Text zur Analyse:
Hinsichtlich der Soli-Erklärung von Abgeordneten hat Wanke eine gespaltene Einstellung. "Das ist schon gut, aber ein großes Unternehmen scheint das aussitzen zu können." Er habe gehofft, dass Edeka nun den Betriebsrat gesetzeskonform einbindet. "Aber egal, was wir machen, wir werden weiter missachtet."
Politisch wünscht sich der Gesamtbetriebsratschef klarere Regeln für Unternehmen. "Zum Beispiel muss die Allgemeinverbindlichkeit von Tarifverträgen erleichtert werden. Gerade im Einzelhandel verstehe ich nicht, dass das nicht klappt." Er weiß, dass diese Forderung in einigen Wahlprogrammen steht und zwar in denen von Linken, SPD und Grünen. "Wenn ich auch wüsste, dass das umgesetzt würde …. Aber so ein Wahlprogramm ist ja schnell geschrieben."

Datensätze:

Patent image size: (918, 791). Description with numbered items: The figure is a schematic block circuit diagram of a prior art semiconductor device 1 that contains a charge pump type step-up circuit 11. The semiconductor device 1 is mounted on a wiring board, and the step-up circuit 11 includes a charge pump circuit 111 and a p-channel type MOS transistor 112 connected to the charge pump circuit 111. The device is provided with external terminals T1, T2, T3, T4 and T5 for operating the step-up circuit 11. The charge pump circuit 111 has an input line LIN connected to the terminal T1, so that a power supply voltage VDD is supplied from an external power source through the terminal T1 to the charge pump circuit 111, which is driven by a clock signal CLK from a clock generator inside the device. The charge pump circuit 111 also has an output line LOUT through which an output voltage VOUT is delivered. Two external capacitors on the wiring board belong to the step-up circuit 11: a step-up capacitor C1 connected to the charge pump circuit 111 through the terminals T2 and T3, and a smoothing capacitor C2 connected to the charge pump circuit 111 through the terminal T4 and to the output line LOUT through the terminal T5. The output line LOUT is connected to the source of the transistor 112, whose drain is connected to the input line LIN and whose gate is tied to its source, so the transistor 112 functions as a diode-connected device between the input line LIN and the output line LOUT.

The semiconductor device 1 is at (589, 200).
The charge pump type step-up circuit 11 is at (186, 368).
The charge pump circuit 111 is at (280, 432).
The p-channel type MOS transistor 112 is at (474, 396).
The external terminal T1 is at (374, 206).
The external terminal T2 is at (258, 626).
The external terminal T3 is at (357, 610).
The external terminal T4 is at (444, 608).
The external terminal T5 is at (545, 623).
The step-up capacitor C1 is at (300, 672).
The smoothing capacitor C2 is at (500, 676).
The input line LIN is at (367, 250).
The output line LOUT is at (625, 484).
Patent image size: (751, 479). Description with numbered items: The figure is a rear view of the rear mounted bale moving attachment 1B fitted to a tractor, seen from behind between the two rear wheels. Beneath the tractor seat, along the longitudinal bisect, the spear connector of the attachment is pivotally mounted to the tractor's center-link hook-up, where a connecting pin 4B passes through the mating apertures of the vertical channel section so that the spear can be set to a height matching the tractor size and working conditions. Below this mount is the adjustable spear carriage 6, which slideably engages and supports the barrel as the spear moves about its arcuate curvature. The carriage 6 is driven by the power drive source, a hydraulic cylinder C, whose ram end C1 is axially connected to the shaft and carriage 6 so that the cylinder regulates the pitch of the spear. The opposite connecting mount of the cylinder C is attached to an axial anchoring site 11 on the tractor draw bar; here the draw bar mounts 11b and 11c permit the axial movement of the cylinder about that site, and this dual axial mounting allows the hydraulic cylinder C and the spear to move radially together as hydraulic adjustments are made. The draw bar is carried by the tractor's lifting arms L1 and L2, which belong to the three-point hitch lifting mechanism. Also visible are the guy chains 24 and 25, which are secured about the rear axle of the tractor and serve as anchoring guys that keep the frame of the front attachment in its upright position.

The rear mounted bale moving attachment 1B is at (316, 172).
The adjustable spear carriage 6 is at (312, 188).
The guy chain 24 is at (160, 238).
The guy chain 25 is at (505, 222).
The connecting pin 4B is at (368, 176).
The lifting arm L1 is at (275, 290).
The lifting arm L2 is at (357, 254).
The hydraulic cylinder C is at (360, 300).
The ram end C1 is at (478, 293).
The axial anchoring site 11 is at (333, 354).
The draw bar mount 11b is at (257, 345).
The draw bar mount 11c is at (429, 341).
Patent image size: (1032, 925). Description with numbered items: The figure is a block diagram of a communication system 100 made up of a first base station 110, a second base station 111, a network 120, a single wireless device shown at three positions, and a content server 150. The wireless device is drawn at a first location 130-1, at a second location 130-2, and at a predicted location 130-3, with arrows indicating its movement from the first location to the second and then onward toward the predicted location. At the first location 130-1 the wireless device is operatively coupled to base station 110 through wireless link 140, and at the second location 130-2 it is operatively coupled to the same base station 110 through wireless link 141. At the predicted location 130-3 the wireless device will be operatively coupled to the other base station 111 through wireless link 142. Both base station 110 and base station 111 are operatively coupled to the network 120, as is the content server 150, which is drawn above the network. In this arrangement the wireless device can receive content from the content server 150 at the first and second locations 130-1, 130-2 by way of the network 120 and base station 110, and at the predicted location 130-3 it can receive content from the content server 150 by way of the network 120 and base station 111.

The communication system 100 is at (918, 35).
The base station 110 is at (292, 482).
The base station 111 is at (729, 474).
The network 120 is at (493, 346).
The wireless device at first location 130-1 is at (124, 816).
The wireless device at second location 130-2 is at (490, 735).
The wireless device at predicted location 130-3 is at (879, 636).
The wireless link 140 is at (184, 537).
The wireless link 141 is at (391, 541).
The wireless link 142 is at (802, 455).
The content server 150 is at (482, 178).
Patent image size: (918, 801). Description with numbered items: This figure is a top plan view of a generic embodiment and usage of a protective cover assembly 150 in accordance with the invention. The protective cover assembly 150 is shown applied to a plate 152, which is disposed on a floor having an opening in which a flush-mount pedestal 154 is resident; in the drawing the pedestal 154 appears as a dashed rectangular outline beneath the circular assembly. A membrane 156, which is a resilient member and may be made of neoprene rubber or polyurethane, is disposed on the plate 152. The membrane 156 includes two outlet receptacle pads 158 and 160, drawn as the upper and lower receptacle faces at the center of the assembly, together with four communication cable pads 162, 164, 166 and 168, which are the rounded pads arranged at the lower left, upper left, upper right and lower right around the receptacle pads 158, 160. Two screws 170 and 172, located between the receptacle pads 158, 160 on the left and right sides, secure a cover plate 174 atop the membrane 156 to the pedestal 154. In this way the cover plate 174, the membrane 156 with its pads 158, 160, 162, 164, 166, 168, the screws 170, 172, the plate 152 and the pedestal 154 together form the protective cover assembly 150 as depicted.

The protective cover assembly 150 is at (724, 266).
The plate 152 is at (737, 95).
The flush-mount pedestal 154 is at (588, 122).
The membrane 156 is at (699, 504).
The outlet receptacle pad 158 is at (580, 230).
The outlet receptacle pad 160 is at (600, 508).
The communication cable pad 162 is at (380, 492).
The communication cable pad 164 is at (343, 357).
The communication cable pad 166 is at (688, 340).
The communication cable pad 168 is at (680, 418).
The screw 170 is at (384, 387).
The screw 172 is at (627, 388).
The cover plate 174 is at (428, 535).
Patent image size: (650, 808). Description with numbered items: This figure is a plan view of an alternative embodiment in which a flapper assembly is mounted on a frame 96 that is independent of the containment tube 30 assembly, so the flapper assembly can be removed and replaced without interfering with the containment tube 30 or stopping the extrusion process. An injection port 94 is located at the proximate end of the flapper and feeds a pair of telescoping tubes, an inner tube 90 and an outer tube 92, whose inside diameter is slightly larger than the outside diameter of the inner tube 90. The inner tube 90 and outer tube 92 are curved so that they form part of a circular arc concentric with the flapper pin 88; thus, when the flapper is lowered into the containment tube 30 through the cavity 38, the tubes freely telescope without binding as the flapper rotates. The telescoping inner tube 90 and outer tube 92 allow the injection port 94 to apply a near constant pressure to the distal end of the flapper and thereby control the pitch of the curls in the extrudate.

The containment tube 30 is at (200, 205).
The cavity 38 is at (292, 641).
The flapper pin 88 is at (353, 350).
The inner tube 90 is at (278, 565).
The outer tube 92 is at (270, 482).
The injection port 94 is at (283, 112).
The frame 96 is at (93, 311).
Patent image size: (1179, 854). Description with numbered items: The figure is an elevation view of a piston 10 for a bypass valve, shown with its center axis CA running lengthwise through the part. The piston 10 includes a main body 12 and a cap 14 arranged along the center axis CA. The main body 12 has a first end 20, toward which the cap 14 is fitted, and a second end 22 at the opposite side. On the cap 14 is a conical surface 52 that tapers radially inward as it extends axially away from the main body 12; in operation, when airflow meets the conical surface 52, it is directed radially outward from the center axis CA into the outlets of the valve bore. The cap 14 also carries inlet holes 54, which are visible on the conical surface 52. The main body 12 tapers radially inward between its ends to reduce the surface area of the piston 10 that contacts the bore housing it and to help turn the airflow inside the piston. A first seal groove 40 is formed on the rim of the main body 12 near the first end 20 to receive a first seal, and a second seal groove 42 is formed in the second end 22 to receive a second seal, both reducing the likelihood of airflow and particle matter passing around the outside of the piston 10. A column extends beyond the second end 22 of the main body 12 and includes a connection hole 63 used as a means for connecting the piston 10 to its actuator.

Deine Aufgabe:
In welchen Wahlprogrammen steht laut dem Text über Wanke die Forderung, die Allgemeinverbindlichkeit von Tarifverträgen zu erleichtern? Das Material spielt hierbei keine Rolle.

Antwort:
In denen von Linken, SPD und Grünen.